GIVEN TASK. Exclude images, then output the remaining data verbatim.
_____
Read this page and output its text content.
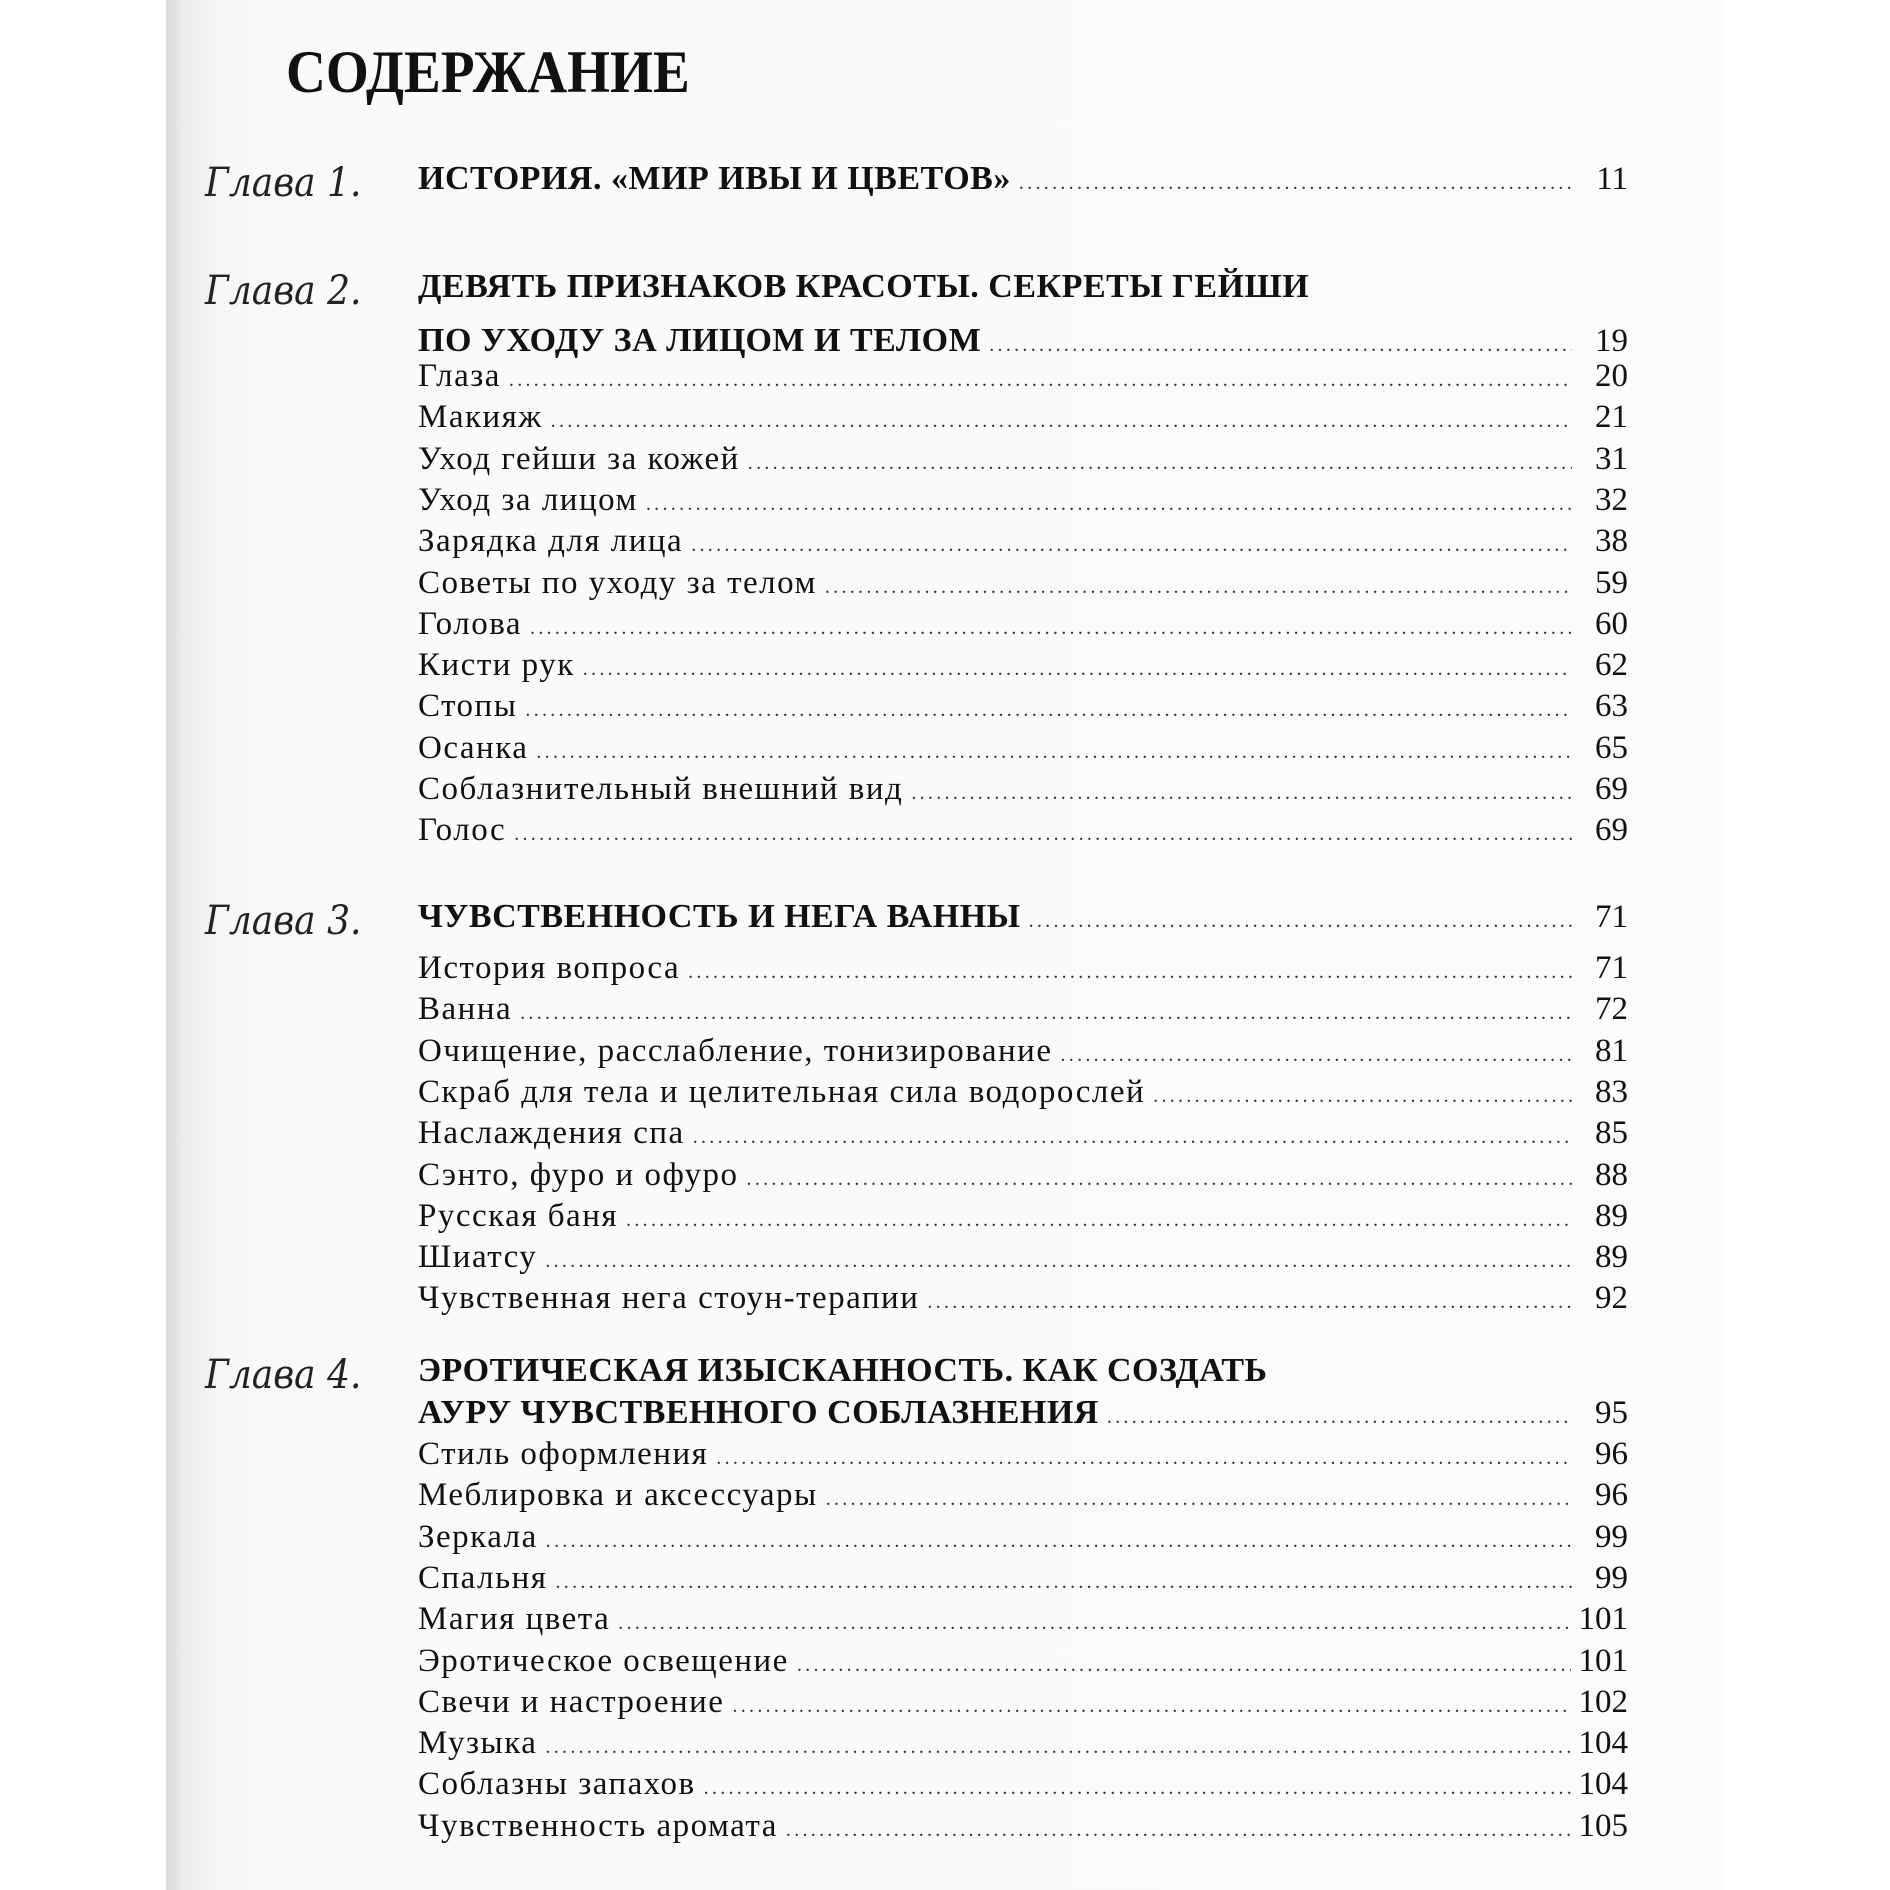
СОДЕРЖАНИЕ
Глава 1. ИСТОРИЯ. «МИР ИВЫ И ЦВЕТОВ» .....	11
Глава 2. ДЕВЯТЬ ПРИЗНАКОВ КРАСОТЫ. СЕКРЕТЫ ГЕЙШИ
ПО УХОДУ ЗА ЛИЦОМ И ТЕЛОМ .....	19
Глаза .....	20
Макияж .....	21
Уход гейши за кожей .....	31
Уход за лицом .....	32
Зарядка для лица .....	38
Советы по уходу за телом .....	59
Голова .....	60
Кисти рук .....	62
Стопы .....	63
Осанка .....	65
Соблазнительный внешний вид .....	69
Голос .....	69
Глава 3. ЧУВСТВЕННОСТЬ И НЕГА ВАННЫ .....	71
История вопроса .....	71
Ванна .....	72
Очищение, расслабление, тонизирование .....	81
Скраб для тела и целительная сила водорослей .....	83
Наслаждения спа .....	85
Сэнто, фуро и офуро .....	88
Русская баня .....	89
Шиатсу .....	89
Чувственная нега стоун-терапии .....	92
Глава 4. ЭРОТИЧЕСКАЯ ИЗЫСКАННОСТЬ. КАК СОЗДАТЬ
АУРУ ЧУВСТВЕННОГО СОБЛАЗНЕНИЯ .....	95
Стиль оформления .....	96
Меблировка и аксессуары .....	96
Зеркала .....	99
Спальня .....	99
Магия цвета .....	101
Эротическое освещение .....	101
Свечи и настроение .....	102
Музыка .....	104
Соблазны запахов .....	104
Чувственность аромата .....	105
_____
COMPLETE OUTPUT.
Read this page and output its text content.
СОДЕРЖАНИЕ
Глава 1. ИСТОРИЯ. «МИР ИВЫ И ЦВЕТОВ» .....	11
Глава 2. ДЕВЯТЬ ПРИЗНАКОВ КРАСОТЫ. СЕКРЕТЫ ГЕЙШИ
ПО УХОДУ ЗА ЛИЦОМ И ТЕЛОМ .....	19
Глаза .....	20
Макияж .....	21
Уход гейши за кожей .....	31
Уход за лицом .....	32
Зарядка для лица .....	38
Советы по уходу за телом .....	59
Голова .....	60
Кисти рук .....	62
Стопы .....	63
Осанка .....	65
Соблазнительный внешний вид .....	69
Голос .....	69
Глава 3. ЧУВСТВЕННОСТЬ И НЕГА ВАННЫ .....	71
История вопроса .....	71
Ванна .....	72
Очищение, расслабление, тонизирование .....	81
Скраб для тела и целительная сила водорослей .....	83
Наслаждения спа .....	85
Сэнто, фуро и офуро .....	88
Русская баня .....	89
Шиатсу .....	89
Чувственная нега стоун-терапии .....	92
Глава 4. ЭРОТИЧЕСКАЯ ИЗЫСКАННОСТЬ. КАК СОЗДАТЬ
АУРУ ЧУВСТВЕННОГО СОБЛАЗНЕНИЯ .....	95
Стиль оформления .....	96
Меблировка и аксессуары .....	96
Зеркала .....	99
Спальня .....	99
Магия цвета .....	101
Эротическое освещение .....	101
Свечи и настроение .....	102
Музыка .....	104
Соблазны запахов .....	104
Чувственность аромата .....	105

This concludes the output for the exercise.